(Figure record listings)
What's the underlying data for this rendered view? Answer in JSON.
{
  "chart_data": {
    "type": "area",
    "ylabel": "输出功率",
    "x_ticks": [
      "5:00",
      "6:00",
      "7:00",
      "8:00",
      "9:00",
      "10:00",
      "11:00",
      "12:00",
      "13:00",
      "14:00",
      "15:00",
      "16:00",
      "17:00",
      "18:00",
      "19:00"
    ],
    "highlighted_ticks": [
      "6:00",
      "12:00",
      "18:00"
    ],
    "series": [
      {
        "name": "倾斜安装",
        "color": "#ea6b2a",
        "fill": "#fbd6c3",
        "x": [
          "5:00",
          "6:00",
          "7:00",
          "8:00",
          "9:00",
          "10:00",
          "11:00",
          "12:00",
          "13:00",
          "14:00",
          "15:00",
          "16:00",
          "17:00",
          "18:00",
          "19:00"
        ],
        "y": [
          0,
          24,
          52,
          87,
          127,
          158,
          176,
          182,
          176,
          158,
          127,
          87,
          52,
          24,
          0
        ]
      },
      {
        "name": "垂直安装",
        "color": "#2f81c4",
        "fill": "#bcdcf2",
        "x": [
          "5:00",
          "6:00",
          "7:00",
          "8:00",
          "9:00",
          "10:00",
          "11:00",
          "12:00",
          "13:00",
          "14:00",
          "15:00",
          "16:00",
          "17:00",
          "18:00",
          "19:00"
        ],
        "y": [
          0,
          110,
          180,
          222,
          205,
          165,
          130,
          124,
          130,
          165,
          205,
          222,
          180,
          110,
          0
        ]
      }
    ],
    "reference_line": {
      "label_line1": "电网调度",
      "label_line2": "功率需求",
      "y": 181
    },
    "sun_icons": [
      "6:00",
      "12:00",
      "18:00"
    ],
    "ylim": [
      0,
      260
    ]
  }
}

## Requirements
Every record above should be output exactly.

## Answer to this problem
What's the underlying data for this rendered view? Answer in JSON.
{
  "chart_data": {
    "type": "area",
    "ylabel": "输出功率",
    "x_ticks": [
      "5:00",
      "6:00",
      "7:00",
      "8:00",
      "9:00",
      "10:00",
      "11:00",
      "12:00",
      "13:00",
      "14:00",
      "15:00",
      "16:00",
      "17:00",
      "18:00",
      "19:00"
    ],
    "highlighted_ticks": [
      "6:00",
      "12:00",
      "18:00"
    ],
    "series": [
      {
        "name": "倾斜安装",
        "color": "#ea6b2a",
        "fill": "#fbd6c3",
        "x": [
          "5:00",
          "6:00",
          "7:00",
          "8:00",
          "9:00",
          "10:00",
          "11:00",
          "12:00",
          "13:00",
          "14:00",
          "15:00",
          "16:00",
          "17:00",
          "18:00",
          "19:00"
        ],
        "y": [
          0,
          24,
          52,
          87,
          127,
          158,
          176,
          182,
          176,
          158,
          127,
          87,
          52,
          24,
          0
        ]
      },
      {
        "name": "垂直安装",
        "color": "#2f81c4",
        "fill": "#bcdcf2",
        "x": [
          "5:00",
          "6:00",
          "7:00",
          "8:00",
          "9:00",
          "10:00",
          "11:00",
          "12:00",
          "13:00",
          "14:00",
          "15:00",
          "16:00",
          "17:00",
          "18:00",
          "19:00"
        ],
        "y": [
          0,
          110,
          180,
          222,
          205,
          165,
          130,
          124,
          130,
          165,
          205,
          222,
          180,
          110,
          0
        ]
      }
    ],
    "reference_line": {
      "label_line1": "电网调度",
      "label_line2": "功率需求",
      "y": 181
    },
    "sun_icons": [
      "6:00",
      "12:00",
      "18:00"
    ],
    "ylim": [
      0,
      260
    ]
  }
}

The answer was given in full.